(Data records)
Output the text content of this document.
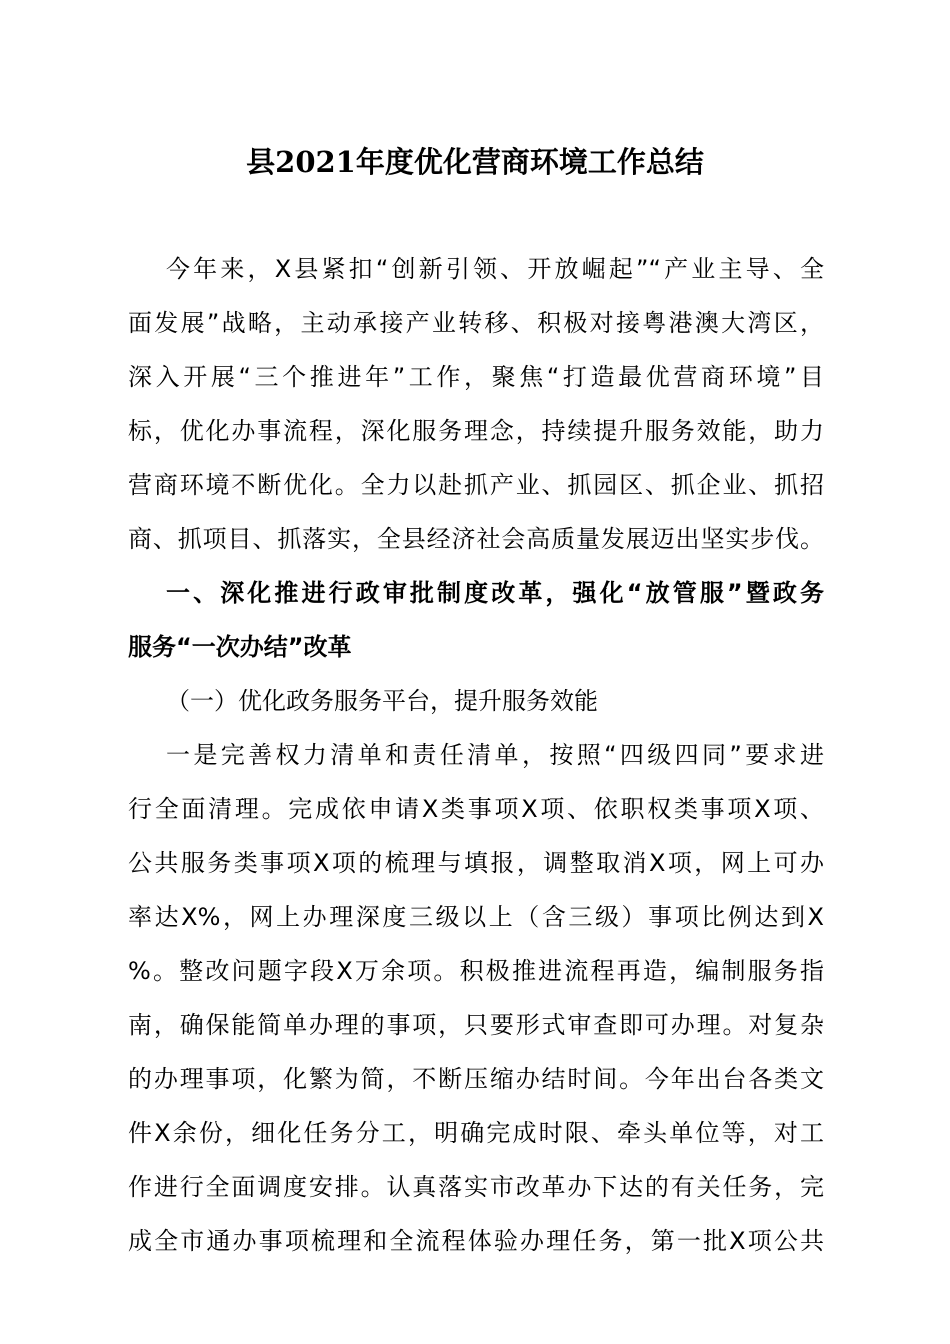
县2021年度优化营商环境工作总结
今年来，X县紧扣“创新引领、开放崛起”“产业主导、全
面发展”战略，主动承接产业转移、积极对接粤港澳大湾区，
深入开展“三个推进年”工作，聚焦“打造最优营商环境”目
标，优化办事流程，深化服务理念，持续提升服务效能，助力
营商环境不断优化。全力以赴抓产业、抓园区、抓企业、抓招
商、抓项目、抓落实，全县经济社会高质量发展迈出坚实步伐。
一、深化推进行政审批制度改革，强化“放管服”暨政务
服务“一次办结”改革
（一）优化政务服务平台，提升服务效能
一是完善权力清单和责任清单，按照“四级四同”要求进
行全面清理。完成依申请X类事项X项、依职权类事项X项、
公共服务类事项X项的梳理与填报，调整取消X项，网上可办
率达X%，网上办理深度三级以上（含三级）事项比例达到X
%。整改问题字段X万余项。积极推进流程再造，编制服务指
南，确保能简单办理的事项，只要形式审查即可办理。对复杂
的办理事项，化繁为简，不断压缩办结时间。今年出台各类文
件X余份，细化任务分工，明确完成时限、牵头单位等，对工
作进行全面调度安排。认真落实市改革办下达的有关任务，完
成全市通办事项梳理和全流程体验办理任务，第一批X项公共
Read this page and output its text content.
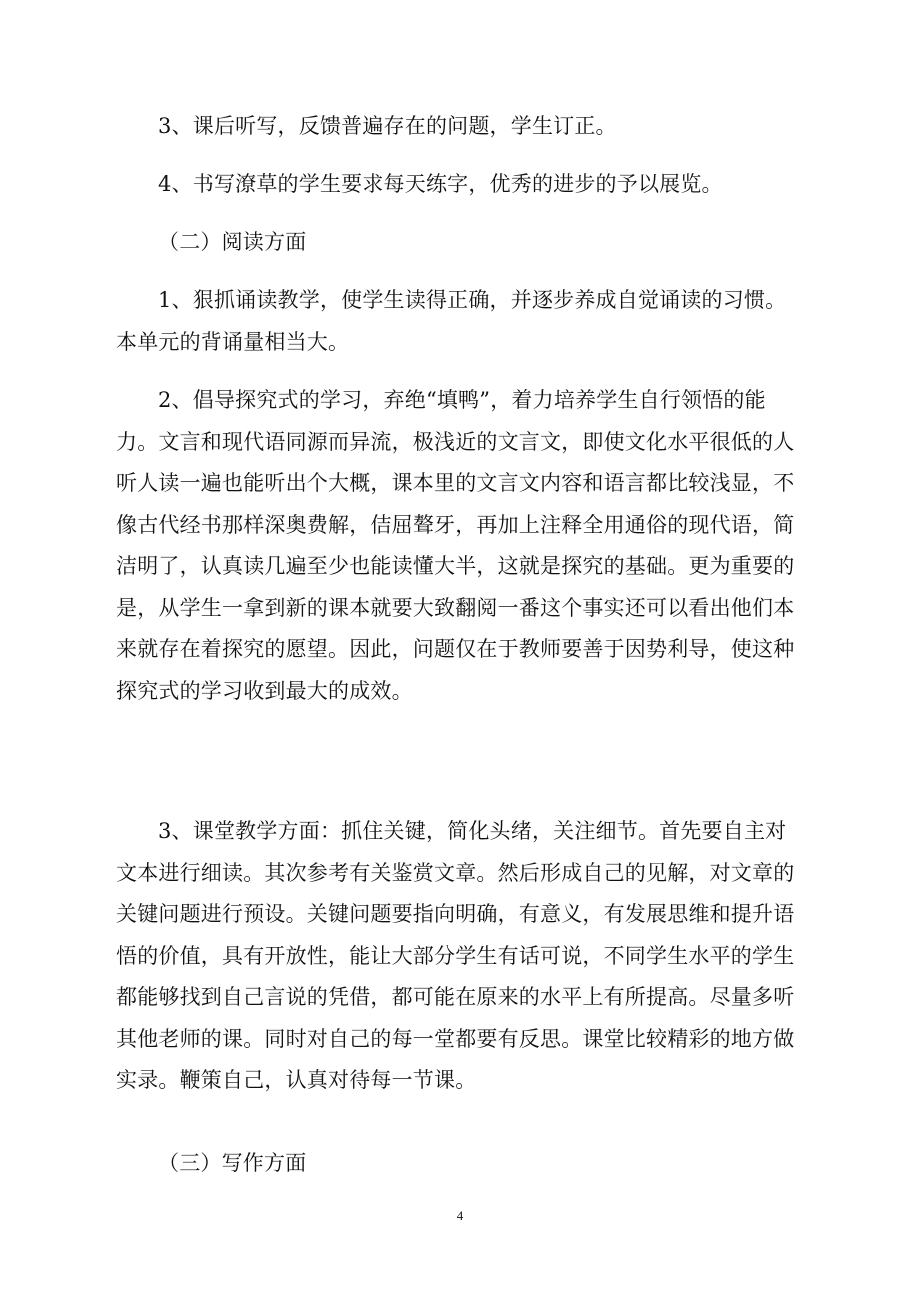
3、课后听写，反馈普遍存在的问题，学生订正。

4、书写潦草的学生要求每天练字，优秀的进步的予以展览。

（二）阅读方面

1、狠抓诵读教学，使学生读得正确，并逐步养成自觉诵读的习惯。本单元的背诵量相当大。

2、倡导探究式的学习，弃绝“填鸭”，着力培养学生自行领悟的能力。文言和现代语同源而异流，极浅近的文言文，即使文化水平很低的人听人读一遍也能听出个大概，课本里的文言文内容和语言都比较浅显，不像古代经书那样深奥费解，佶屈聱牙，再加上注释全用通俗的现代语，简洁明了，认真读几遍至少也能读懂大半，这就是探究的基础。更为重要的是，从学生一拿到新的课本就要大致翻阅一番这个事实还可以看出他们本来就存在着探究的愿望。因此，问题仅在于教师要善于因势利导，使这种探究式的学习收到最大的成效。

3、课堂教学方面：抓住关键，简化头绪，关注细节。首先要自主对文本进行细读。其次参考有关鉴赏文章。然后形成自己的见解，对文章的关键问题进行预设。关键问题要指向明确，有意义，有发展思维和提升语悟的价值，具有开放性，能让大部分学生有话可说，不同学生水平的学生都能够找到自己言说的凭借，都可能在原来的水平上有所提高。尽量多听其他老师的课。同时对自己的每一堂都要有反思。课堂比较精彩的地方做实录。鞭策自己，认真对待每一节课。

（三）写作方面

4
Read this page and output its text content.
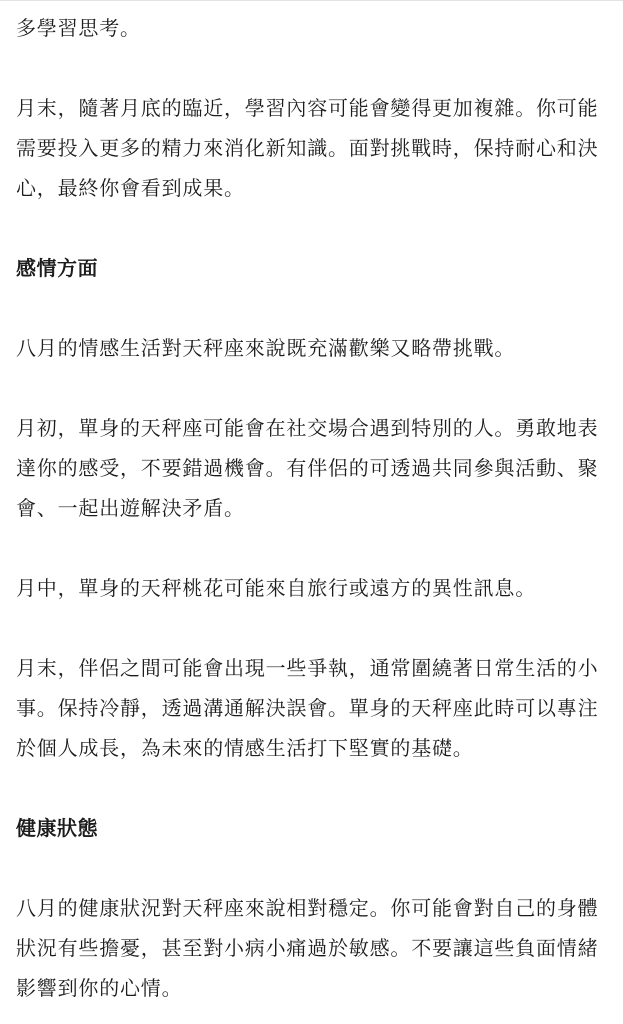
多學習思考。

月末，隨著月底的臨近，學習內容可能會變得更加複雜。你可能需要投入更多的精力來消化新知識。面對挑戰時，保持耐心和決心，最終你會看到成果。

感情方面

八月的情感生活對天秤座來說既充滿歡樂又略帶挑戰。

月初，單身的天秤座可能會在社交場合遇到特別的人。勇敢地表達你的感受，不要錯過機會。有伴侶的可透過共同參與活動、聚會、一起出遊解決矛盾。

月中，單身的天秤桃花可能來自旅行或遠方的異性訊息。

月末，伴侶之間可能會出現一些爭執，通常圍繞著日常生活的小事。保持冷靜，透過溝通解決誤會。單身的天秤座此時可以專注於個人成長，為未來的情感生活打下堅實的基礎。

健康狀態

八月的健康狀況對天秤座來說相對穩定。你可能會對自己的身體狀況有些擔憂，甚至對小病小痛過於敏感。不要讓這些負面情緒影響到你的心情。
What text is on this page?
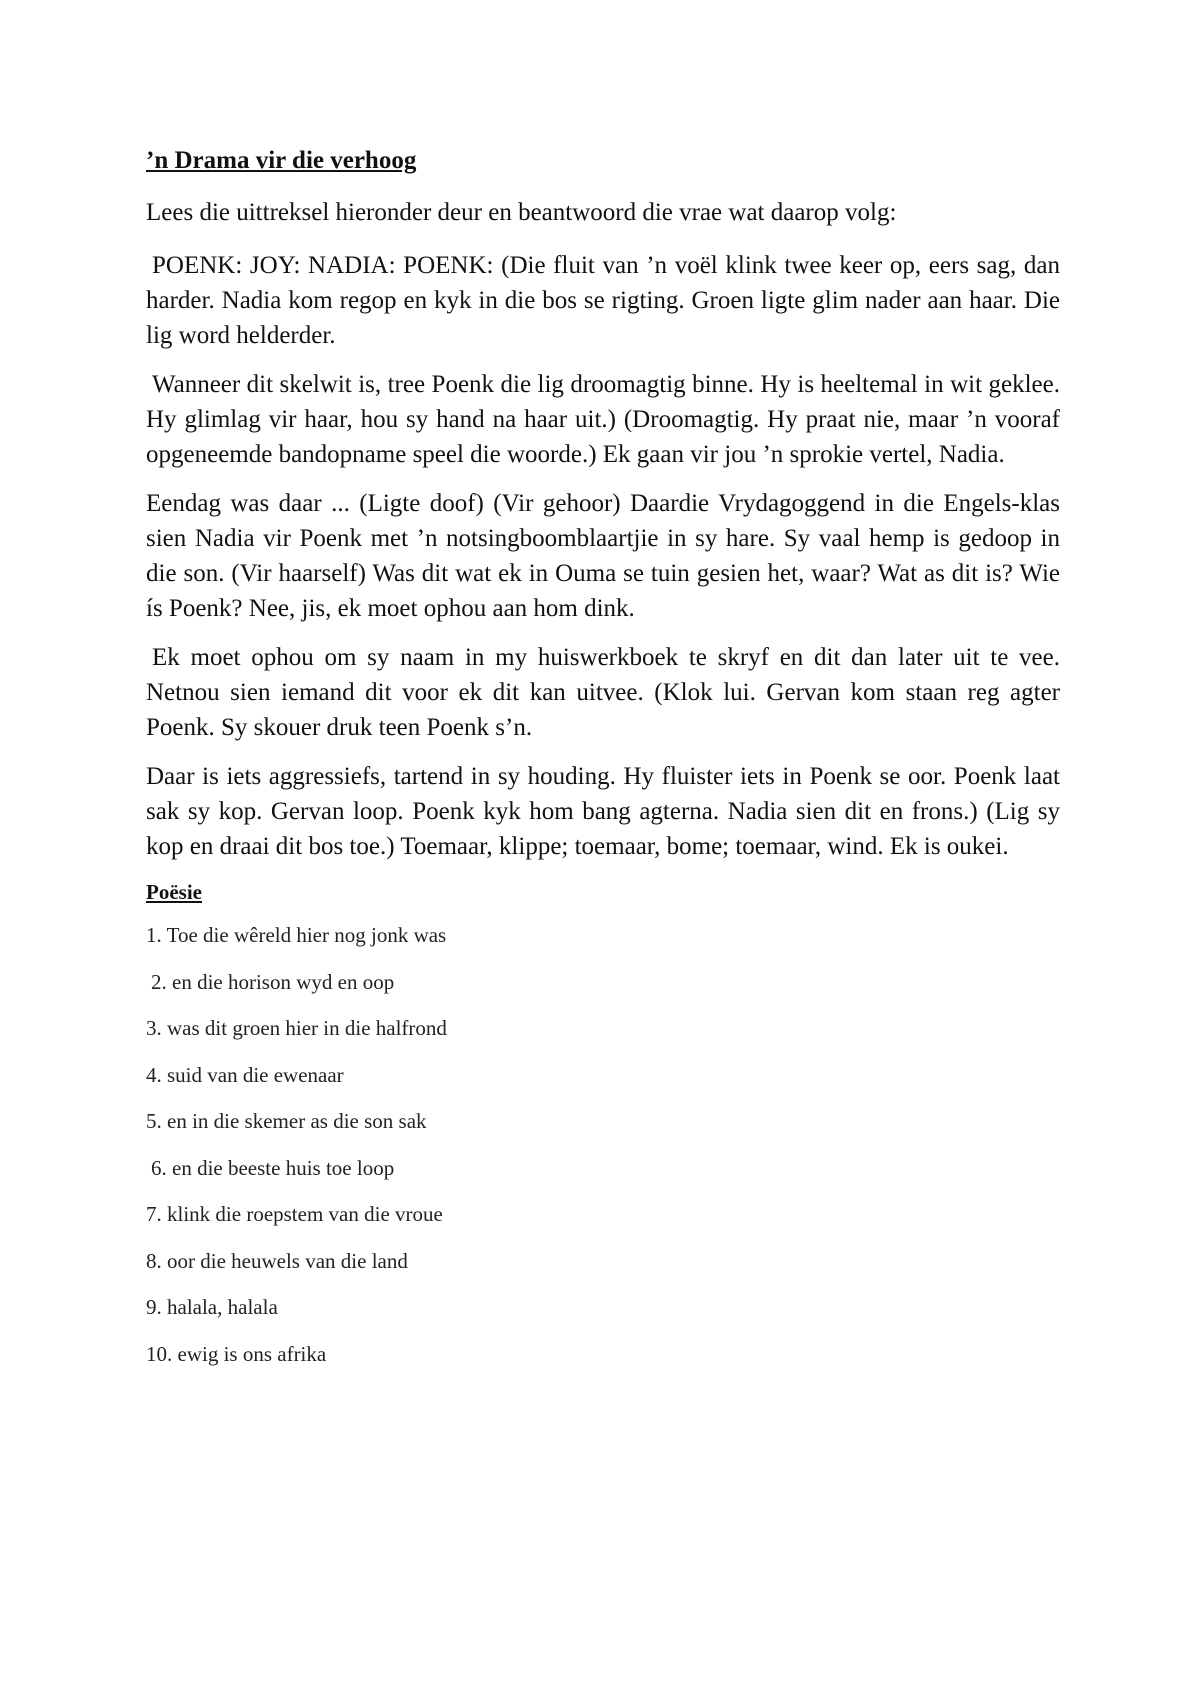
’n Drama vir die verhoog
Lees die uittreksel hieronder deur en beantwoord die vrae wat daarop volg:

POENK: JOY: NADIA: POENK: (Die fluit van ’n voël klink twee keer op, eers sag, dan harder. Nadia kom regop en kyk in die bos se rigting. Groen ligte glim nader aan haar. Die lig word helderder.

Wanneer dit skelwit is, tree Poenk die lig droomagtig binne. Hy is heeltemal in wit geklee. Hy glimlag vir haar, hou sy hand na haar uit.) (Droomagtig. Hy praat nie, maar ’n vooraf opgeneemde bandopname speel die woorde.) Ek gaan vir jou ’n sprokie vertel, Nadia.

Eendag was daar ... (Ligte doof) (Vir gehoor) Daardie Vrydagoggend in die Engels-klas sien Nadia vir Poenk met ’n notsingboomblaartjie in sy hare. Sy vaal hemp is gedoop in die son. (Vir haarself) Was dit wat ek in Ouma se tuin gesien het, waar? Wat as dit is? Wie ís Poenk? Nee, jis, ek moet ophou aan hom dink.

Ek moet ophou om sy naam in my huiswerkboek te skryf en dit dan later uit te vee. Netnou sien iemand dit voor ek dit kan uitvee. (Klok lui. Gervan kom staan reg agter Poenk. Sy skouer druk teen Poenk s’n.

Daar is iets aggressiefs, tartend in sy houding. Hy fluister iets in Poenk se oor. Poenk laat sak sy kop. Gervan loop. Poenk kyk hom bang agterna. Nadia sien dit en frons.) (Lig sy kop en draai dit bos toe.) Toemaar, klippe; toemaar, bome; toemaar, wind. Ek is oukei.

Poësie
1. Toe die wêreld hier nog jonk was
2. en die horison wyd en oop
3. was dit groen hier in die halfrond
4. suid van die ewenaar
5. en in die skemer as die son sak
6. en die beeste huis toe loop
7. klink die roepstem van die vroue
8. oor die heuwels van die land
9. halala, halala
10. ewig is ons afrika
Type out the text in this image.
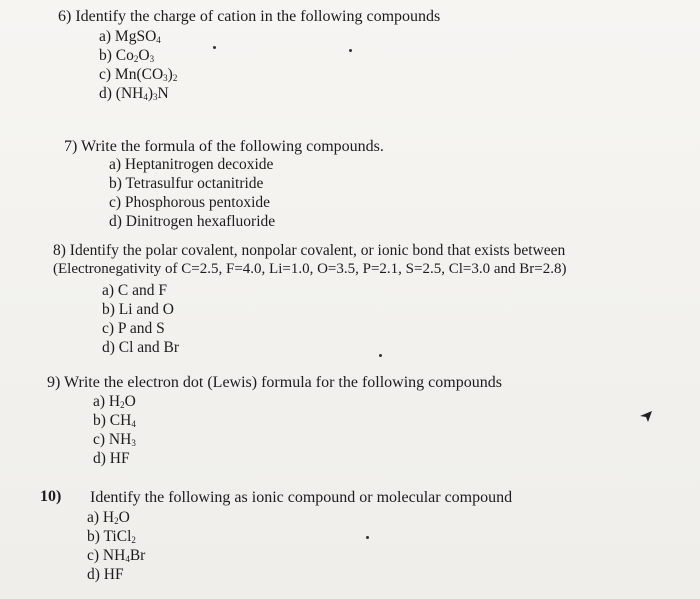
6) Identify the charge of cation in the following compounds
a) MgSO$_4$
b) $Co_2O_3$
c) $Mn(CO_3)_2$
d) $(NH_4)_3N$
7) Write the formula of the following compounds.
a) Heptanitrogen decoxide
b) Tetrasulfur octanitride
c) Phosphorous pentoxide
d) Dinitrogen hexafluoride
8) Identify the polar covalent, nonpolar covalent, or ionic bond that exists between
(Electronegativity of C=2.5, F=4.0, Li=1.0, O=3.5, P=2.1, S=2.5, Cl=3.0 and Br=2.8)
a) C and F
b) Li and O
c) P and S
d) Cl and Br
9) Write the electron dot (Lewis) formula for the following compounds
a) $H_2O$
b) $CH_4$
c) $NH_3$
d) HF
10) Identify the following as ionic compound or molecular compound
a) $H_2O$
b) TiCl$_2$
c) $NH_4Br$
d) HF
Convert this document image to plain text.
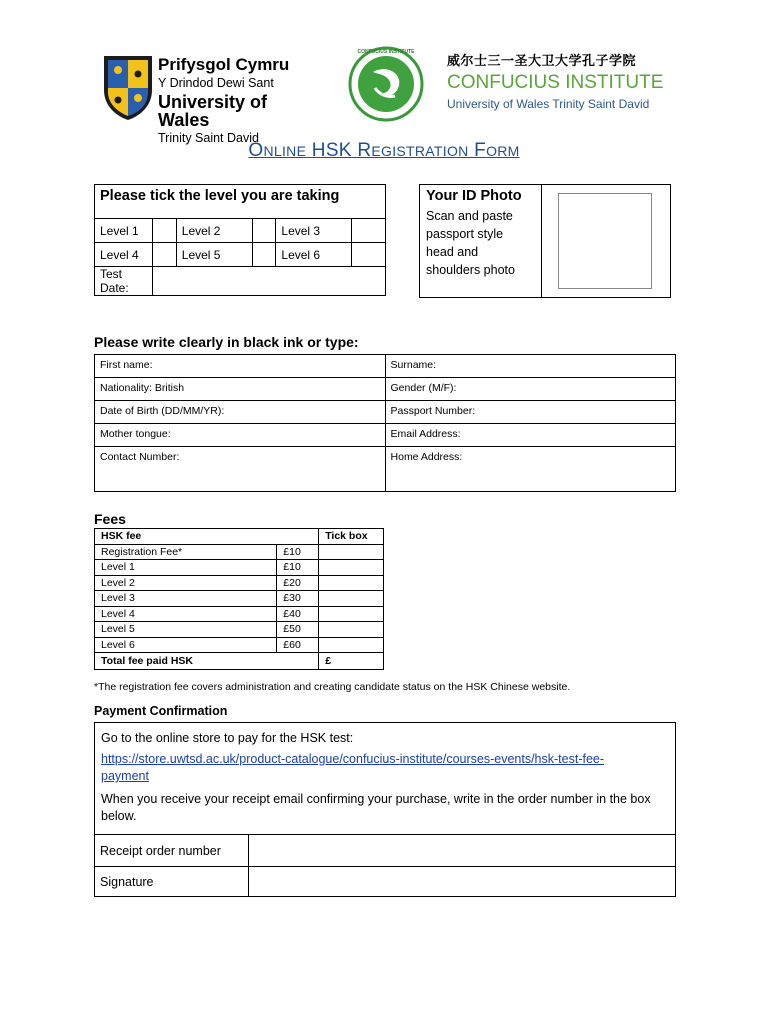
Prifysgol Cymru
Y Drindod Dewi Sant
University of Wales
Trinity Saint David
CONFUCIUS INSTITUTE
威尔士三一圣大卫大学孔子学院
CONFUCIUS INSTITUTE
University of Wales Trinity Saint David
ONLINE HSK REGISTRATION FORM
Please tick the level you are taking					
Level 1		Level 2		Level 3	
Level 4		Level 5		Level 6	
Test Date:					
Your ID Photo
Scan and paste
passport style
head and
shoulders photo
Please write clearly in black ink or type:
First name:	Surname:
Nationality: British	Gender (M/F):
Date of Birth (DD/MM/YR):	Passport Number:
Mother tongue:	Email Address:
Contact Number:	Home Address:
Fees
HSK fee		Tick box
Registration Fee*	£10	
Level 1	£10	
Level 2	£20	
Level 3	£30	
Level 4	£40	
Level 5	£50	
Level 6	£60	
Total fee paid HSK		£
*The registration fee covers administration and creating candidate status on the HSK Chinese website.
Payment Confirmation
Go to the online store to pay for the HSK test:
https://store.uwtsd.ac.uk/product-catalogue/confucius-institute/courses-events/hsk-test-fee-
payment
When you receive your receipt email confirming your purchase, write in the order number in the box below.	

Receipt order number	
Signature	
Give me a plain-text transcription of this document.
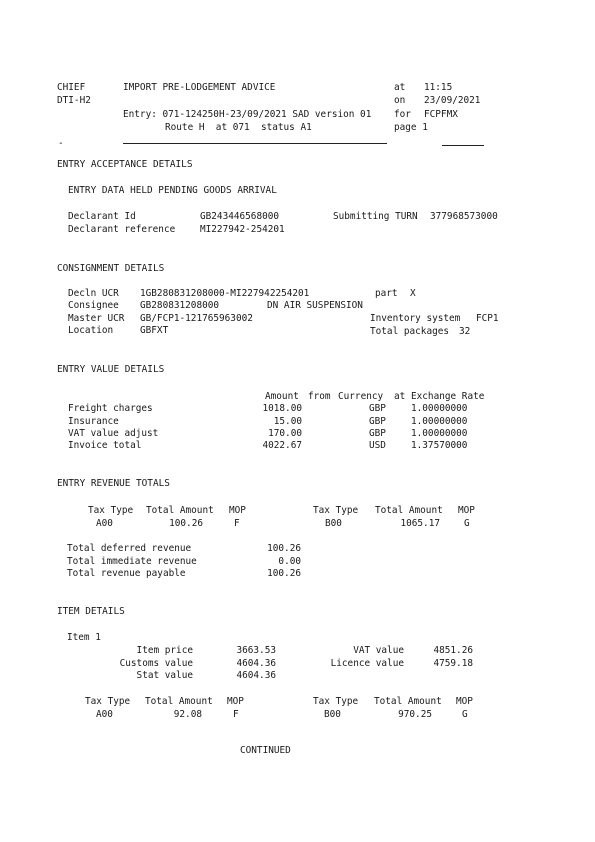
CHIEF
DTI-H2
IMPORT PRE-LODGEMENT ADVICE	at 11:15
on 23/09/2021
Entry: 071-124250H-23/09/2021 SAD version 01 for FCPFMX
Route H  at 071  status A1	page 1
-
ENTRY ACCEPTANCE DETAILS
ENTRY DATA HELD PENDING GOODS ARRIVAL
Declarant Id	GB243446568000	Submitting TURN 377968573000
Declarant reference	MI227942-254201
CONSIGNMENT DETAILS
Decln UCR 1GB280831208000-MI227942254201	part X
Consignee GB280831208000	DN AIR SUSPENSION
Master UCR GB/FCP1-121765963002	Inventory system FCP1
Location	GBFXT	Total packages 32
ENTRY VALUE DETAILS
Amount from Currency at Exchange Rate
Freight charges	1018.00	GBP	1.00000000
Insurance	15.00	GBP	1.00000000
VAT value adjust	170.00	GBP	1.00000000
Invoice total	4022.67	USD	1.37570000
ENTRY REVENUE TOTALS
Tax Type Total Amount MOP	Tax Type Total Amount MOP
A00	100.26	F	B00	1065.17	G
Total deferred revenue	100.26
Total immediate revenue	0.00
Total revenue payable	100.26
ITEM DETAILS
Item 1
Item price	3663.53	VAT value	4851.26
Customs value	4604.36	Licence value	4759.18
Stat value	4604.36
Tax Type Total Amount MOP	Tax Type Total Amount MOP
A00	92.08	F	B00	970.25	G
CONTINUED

To be done
In the listing above, how many lines include the word "Please"? Answer with the number and nothing more.

Worked answer
2